> [Exercise inputs]:
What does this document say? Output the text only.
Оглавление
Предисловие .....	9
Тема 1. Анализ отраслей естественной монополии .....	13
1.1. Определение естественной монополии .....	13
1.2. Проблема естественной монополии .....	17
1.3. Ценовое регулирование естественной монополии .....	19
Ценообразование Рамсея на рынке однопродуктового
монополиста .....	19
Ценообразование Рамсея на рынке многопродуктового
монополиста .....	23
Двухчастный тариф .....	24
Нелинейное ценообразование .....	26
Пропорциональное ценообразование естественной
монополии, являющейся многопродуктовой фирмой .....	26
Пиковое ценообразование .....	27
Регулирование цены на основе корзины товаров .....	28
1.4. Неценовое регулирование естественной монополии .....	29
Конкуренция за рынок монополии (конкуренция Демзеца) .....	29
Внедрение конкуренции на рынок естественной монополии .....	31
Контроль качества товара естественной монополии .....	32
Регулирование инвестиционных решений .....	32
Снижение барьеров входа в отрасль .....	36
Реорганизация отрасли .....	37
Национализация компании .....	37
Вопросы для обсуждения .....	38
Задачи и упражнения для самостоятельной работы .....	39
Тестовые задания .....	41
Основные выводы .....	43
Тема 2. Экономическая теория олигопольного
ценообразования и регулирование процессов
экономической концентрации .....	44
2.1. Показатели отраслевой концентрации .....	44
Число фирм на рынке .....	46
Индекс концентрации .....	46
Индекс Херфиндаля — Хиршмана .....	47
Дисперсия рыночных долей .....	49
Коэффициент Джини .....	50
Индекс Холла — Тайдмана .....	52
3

> [Exercise objective]:
Copy every line of the data that holds the string "концентрации".

> [Answer for this exercise]:
экономической концентрации .....	44
2.1. Показатели отраслевой концентрации .....	44
Индекс концентрации .....	46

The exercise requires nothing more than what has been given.